• _Aim_
All of the lines below are to be printed again exactly; images are excluded from the output.

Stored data
——————

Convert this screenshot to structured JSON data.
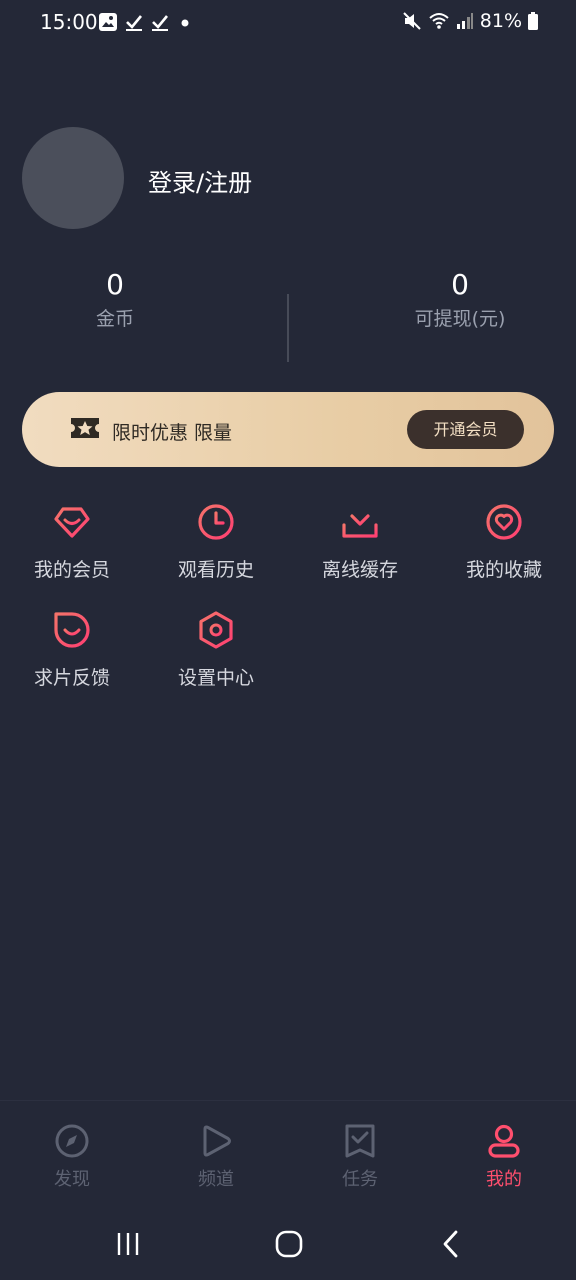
{
  "status_bar": {
    "time": "15:00",
    "battery": "81%",
    "icons": [
      "image-icon",
      "check-icon",
      "check-icon",
      "dot-icon",
      "mute-icon",
      "wifi-icon",
      "signal-icon",
      "battery-icon"
    ]
  },
  "profile": {
    "login_text": "登录/注册"
  },
  "stats": {
    "coins_value": "0",
    "coins_label": "金币",
    "withdraw_value": "0",
    "withdraw_label": "可提现(元)"
  },
  "vip_banner": {
    "text": "限时优惠 限量",
    "button": "开通会员"
  },
  "features": {
    "my_vip": "我的会员",
    "history": "观看历史",
    "offline_cache": "离线缓存",
    "favorites": "我的收藏",
    "feedback": "求片反馈",
    "settings": "设置中心"
  },
  "bottom_nav": {
    "discover": "发现",
    "channel": "频道",
    "tasks": "任务",
    "mine": "我的"
  },
  "colors": {
    "background": "#242837",
    "accent": "#ff4f6e",
    "icon_gradient_start": "#f5736a",
    "icon_gradient_end": "#ff3f72",
    "vip_gold": "#e8cda5"
  }
}
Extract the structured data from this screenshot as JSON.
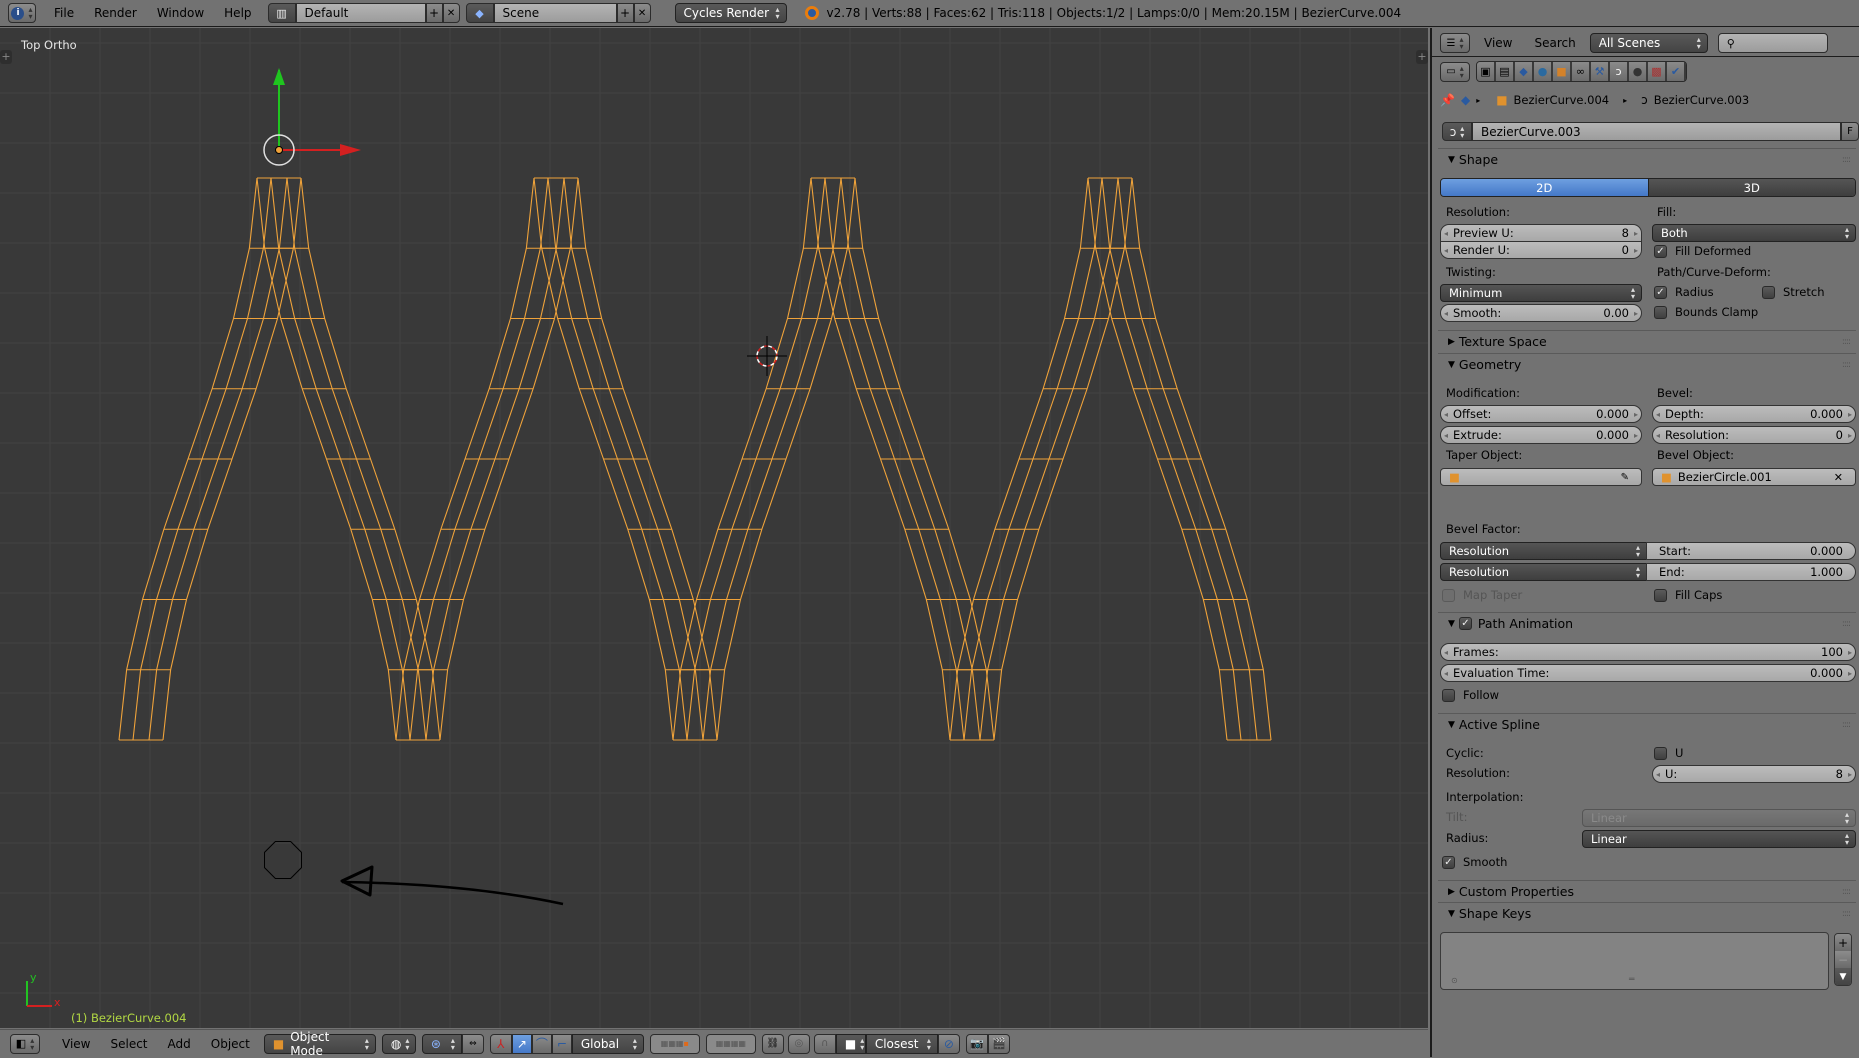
{
  "topbar": {
    "menus": [
      "File",
      "Render",
      "Window",
      "Help"
    ],
    "layout": "Default",
    "scene": "Scene",
    "engine": "Cycles Render",
    "stats": "v2.78 | Verts:88 | Faces:62 | Tris:118 | Objects:1/2 | Lamps:0/0 | Mem:20.15M | BezierCurve.004"
  },
  "viewport": {
    "view_label": "Top Ortho",
    "object_label": "(1) BezierCurve.004",
    "axis_x": "x",
    "axis_y": "y",
    "wire_color": "#f0a33a",
    "background": "#393939"
  },
  "bottombar": {
    "menus": [
      "View",
      "Select",
      "Add",
      "Object"
    ],
    "mode": "Object Mode",
    "orientation": "Global",
    "snap_target": "Closest"
  },
  "outliner": {
    "menus": [
      "View",
      "Search"
    ],
    "scope": "All Scenes",
    "search_placeholder": ""
  },
  "properties": {
    "breadcrumb": [
      "BezierCurve.004",
      "BezierCurve.003"
    ],
    "datablock": "BezierCurve.003",
    "fake_user": "F",
    "shape": {
      "title": "Shape",
      "dim_2d": "2D",
      "dim_3d": "3D",
      "resolution_label": "Resolution:",
      "preview_u_label": "Preview U:",
      "preview_u": "8",
      "render_u_label": "Render U:",
      "render_u": "0",
      "fill_label": "Fill:",
      "fill": "Both",
      "fill_deformed": "Fill Deformed",
      "twisting_label": "Twisting:",
      "twisting": "Minimum",
      "smooth_label": "Smooth:",
      "smooth": "0.00",
      "path_deform_label": "Path/Curve-Deform:",
      "radius": "Radius",
      "stretch": "Stretch",
      "bounds_clamp": "Bounds Clamp"
    },
    "texture_space": {
      "title": "Texture Space"
    },
    "geometry": {
      "title": "Geometry",
      "modification_label": "Modification:",
      "offset_label": "Offset:",
      "offset": "0.000",
      "extrude_label": "Extrude:",
      "extrude": "0.000",
      "bevel_label": "Bevel:",
      "depth_label": "Depth:",
      "depth": "0.000",
      "resolution_label": "Resolution:",
      "resolution": "0",
      "taper_object_label": "Taper Object:",
      "taper_object": "",
      "bevel_object_label": "Bevel Object:",
      "bevel_object": "BezierCircle.001",
      "bevel_factor_label": "Bevel Factor:",
      "factor_mapping_start": "Resolution",
      "factor_mapping_end": "Resolution",
      "start_label": "Start:",
      "start": "0.000",
      "end_label": "End:",
      "end": "1.000",
      "map_taper": "Map Taper",
      "fill_caps": "Fill Caps"
    },
    "path_animation": {
      "title": "Path Animation",
      "frames_label": "Frames:",
      "frames": "100",
      "eval_time_label": "Evaluation Time:",
      "eval_time": "0.000",
      "follow": "Follow"
    },
    "active_spline": {
      "title": "Active Spline",
      "cyclic_label": "Cyclic:",
      "cyclic_u": "U",
      "resolution_label": "Resolution:",
      "u_label": "U:",
      "u": "8",
      "interpolation_label": "Interpolation:",
      "tilt_label": "Tilt:",
      "tilt": "Linear",
      "radius_label": "Radius:",
      "radius": "Linear",
      "smooth": "Smooth"
    },
    "custom_properties": {
      "title": "Custom Properties"
    },
    "shape_keys": {
      "title": "Shape Keys"
    }
  }
}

——————

• _Exercise response_
Convert this screenshot to structured JSON data.
{
  "status_bar": {
    "time": "15:00",
    "battery": "81%",
    "icons": [
      "image-icon",
      "check-icon",
      "check-icon",
      "dot-icon",
      "mute-icon",
      "wifi-icon",
      "signal-icon",
      "battery-icon"
    ]
  },
  "profile": {
    "login_text": "登录/注册"
  },
  "stats": {
    "coins_value": "0",
    "coins_label": "金币",
    "withdraw_value": "0",
    "withdraw_label": "可提现(元)"
  },
  "vip_banner": {
    "text": "限时优惠 限量",
    "button": "开通会员"
  },
  "features": {
    "my_vip": "我的会员",
    "history": "观看历史",
    "offline_cache": "离线缓存",
    "favorites": "我的收藏",
    "feedback": "求片反馈",
    "settings": "设置中心"
  },
  "bottom_nav": {
    "discover": "发现",
    "channel": "频道",
    "tasks": "任务",
    "mine": "我的"
  },
  "colors": {
    "background": "#242837",
    "accent": "#ff4f6e",
    "icon_gradient_start": "#f5736a",
    "icon_gradient_end": "#ff3f72",
    "vip_gold": "#e8cda5"
  }
}
Extract the structured data from this screenshot as JSON.
{
  "topbar": {
    "menus": [
      "File",
      "Render",
      "Window",
      "Help"
    ],
    "layout": "Default",
    "scene": "Scene",
    "engine": "Cycles Render",
    "stats": "v2.78 | Verts:88 | Faces:62 | Tris:118 | Objects:1/2 | Lamps:0/0 | Mem:20.15M | BezierCurve.004"
  },
  "viewport": {
    "view_label": "Top Ortho",
    "object_label": "(1) BezierCurve.004",
    "axis_x": "x",
    "axis_y": "y",
    "wire_color": "#f0a33a",
    "background": "#393939"
  },
  "bottombar": {
    "menus": [
      "View",
      "Select",
      "Add",
      "Object"
    ],
    "mode": "Object Mode",
    "orientation": "Global",
    "snap_target": "Closest"
  },
  "outliner": {
    "menus": [
      "View",
      "Search"
    ],
    "scope": "All Scenes",
    "search_placeholder": ""
  },
  "properties": {
    "breadcrumb": [
      "BezierCurve.004",
      "BezierCurve.003"
    ],
    "datablock": "BezierCurve.003",
    "fake_user": "F",
    "shape": {
      "title": "Shape",
      "dim_2d": "2D",
      "dim_3d": "3D",
      "resolution_label": "Resolution:",
      "preview_u_label": "Preview U:",
      "preview_u": "8",
      "render_u_label": "Render U:",
      "render_u": "0",
      "fill_label": "Fill:",
      "fill": "Both",
      "fill_deformed": "Fill Deformed",
      "twisting_label": "Twisting:",
      "twisting": "Minimum",
      "smooth_label": "Smooth:",
      "smooth": "0.00",
      "path_deform_label": "Path/Curve-Deform:",
      "radius": "Radius",
      "stretch": "Stretch",
      "bounds_clamp": "Bounds Clamp"
    },
    "texture_space": {
      "title": "Texture Space"
    },
    "geometry": {
      "title": "Geometry",
      "modification_label": "Modification:",
      "offset_label": "Offset:",
      "offset": "0.000",
      "extrude_label": "Extrude:",
      "extrude": "0.000",
      "bevel_label": "Bevel:",
      "depth_label": "Depth:",
      "depth": "0.000",
      "resolution_label": "Resolution:",
      "resolution": "0",
      "taper_object_label": "Taper Object:",
      "taper_object": "",
      "bevel_object_label": "Bevel Object:",
      "bevel_object": "BezierCircle.001",
      "bevel_factor_label": "Bevel Factor:",
      "factor_mapping_start": "Resolution",
      "factor_mapping_end": "Resolution",
      "start_label": "Start:",
      "start": "0.000",
      "end_label": "End:",
      "end": "1.000",
      "map_taper": "Map Taper",
      "fill_caps": "Fill Caps"
    },
    "path_animation": {
      "title": "Path Animation",
      "frames_label": "Frames:",
      "frames": "100",
      "eval_time_label": "Evaluation Time:",
      "eval_time": "0.000",
      "follow": "Follow"
    },
    "active_spline": {
      "title": "Active Spline",
      "cyclic_label": "Cyclic:",
      "cyclic_u": "U",
      "resolution_label": "Resolution:",
      "u_label": "U:",
      "u": "8",
      "interpolation_label": "Interpolation:",
      "tilt_label": "Tilt:",
      "tilt": "Linear",
      "radius_label": "Radius:",
      "radius": "Linear",
      "smooth": "Smooth"
    },
    "custom_properties": {
      "title": "Custom Properties"
    },
    "shape_keys": {
      "title": "Shape Keys"
    }
  }
}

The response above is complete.